### DATASET RECORDS:
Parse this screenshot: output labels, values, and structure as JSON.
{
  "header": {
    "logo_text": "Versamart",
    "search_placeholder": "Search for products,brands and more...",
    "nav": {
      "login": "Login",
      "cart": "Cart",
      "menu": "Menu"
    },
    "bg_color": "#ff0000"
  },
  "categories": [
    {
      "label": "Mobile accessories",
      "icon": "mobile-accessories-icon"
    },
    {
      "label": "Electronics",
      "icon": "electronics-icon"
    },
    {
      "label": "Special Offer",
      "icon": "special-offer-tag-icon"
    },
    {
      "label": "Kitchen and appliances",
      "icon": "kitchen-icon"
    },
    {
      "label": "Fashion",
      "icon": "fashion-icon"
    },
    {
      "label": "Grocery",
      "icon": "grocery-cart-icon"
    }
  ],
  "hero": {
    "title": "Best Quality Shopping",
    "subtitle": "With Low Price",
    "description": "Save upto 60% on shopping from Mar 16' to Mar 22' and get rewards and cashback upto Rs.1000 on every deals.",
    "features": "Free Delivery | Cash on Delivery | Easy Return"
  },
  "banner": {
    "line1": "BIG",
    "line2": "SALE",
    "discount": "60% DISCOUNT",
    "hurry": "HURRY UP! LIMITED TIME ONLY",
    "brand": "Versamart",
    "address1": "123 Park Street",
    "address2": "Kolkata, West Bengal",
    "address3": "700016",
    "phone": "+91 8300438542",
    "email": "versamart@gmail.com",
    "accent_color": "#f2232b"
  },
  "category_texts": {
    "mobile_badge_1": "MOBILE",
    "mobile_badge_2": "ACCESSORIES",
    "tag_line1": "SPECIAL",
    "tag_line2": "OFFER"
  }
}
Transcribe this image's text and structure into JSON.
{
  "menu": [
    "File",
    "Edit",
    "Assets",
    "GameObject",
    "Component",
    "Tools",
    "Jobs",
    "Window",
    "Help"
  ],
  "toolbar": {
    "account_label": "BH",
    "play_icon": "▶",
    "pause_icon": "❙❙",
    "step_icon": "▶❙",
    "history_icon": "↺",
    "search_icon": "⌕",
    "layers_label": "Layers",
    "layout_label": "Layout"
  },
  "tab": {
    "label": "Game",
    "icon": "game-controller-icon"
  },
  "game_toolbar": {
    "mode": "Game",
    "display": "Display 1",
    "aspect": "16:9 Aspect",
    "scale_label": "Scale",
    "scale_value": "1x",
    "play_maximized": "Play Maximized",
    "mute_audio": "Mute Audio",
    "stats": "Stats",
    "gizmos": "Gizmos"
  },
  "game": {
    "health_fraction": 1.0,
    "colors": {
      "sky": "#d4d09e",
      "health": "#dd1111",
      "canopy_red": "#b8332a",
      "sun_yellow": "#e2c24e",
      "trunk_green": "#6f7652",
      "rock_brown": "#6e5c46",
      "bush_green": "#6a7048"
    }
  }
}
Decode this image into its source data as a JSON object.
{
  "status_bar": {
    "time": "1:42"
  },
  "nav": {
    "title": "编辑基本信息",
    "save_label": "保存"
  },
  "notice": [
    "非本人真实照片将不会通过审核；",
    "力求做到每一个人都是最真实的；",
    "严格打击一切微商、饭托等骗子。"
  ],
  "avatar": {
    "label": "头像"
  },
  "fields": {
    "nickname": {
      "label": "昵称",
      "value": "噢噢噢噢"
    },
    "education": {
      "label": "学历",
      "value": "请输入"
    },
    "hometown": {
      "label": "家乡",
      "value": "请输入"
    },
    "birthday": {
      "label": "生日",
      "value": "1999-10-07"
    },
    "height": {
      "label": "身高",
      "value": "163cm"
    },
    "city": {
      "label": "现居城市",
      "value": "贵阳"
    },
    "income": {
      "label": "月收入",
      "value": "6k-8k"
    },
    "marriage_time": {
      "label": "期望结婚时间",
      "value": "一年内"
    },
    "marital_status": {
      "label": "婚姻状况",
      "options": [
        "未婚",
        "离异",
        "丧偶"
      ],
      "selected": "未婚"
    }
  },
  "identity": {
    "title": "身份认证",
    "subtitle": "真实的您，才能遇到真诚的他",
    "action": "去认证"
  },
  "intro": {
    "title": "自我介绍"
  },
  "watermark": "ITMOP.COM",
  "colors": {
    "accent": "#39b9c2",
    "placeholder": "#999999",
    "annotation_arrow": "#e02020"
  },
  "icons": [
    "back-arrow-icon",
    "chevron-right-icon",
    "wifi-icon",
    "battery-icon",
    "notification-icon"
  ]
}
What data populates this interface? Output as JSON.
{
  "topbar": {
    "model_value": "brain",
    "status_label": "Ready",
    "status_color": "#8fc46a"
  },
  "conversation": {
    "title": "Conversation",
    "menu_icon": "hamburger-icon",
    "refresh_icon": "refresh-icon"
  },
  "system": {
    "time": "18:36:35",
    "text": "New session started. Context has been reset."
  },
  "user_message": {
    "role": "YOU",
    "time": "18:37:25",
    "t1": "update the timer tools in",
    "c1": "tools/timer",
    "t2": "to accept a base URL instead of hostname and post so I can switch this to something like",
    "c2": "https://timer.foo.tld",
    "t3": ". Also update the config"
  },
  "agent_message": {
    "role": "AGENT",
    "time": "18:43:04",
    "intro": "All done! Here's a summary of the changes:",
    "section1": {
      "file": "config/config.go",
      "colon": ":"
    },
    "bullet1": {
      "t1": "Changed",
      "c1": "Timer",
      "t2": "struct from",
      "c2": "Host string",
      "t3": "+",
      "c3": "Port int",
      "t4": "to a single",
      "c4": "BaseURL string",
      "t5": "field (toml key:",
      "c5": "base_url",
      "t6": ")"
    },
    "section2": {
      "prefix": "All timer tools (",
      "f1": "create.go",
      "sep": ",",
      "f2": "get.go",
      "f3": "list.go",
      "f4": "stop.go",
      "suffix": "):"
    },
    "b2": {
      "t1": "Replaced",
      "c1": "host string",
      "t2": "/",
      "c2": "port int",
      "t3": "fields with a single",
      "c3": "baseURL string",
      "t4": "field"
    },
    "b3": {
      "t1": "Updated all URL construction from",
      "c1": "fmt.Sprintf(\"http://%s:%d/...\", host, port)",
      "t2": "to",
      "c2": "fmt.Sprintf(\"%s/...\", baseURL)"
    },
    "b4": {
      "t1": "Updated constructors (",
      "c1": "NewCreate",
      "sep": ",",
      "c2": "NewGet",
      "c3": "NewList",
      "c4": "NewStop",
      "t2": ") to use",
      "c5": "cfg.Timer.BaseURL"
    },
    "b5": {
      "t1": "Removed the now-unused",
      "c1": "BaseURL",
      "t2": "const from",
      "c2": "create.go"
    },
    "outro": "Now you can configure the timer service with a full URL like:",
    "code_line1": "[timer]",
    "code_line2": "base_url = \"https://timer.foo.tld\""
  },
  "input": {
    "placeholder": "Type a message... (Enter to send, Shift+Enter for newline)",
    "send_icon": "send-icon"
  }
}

### TO BE DONE:
Pick out and copy every line that contains the word "intro".

### SOLUTION BELOW:
  "intro": {
    "intro": "All done! Here's a summary of the changes:",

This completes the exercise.